Your instructions: Look through the material below for "this". Copy every line that contains it.

Collected data entries
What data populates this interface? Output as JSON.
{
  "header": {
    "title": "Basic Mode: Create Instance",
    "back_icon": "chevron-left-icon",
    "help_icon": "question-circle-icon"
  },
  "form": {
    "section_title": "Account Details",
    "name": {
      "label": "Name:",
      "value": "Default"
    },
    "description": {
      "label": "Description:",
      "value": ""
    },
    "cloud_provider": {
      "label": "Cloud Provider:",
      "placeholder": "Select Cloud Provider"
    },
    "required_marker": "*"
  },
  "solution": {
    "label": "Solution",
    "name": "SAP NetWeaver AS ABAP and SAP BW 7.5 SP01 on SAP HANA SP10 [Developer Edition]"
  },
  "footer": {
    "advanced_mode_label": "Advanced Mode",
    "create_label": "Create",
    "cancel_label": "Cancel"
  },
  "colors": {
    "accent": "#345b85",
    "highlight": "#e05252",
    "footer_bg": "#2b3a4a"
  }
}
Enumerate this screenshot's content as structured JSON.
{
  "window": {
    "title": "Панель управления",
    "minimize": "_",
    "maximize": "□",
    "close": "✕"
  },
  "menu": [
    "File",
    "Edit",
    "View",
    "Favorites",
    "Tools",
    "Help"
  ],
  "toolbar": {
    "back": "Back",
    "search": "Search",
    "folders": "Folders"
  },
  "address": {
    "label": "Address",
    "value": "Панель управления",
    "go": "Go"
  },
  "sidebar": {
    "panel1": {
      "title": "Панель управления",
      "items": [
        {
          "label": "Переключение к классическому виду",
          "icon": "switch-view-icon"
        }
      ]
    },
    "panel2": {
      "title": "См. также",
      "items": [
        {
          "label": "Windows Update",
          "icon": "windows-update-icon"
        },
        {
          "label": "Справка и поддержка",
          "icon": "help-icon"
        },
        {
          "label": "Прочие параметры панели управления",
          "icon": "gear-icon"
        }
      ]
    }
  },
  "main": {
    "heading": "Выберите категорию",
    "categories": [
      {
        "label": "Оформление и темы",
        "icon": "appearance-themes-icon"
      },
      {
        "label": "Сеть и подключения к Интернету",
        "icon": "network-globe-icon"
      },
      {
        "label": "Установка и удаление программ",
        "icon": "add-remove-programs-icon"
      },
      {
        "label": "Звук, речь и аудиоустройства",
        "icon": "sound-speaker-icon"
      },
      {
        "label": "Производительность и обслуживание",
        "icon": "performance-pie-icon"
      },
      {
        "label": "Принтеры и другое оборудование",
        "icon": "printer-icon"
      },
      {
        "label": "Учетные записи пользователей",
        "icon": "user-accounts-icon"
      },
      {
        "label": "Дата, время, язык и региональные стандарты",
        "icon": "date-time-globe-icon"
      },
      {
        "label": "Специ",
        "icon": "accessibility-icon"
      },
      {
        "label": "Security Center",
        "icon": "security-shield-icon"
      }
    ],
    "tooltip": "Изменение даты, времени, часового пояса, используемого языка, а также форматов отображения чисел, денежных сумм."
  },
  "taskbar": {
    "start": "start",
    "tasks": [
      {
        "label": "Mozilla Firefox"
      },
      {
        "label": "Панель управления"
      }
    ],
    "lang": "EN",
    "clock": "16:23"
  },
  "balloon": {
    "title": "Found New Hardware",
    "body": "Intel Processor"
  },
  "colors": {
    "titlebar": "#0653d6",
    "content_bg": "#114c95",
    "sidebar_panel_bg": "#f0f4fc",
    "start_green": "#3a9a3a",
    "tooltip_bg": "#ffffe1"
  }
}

Exercise result:
What data populates this interface? Output as JSON.
Enumerate this screenshot's content as structured JSON.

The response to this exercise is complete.